- _Set exercise_
Note each line that includes the word "стойка". Copy those lines.

- _Source data_

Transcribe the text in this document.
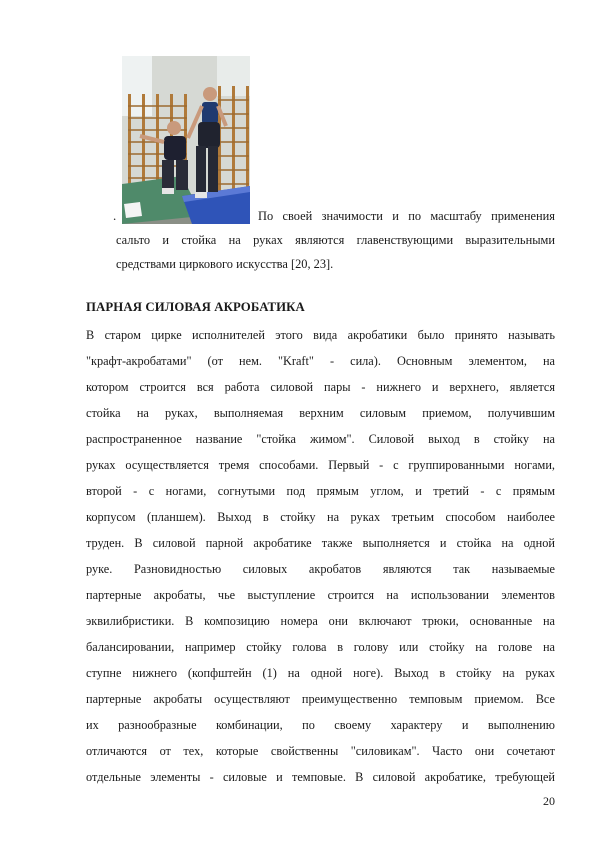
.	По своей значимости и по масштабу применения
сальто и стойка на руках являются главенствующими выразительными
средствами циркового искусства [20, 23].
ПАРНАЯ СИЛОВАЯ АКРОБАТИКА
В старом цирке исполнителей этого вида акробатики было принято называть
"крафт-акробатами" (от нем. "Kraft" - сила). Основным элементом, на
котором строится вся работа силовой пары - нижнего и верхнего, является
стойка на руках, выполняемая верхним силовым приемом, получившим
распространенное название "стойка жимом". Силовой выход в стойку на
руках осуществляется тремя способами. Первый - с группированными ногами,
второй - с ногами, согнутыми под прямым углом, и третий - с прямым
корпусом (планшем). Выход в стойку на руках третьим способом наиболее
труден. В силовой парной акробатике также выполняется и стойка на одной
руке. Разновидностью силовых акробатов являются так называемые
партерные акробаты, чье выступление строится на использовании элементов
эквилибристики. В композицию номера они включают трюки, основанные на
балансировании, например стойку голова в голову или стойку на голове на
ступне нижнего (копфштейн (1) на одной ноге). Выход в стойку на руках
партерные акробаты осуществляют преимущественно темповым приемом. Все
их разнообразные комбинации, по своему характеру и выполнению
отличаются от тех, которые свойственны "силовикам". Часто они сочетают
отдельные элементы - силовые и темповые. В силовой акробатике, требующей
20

- _Expected answer_
сальто и стойка на руках являются главенствующими выразительными
стойка на руках, выполняемая верхним силовым приемом, получившим
распространенное название "стойка жимом". Силовой выход в стойку на
труден. В силовой парной акробатике также выполняется и стойка на одной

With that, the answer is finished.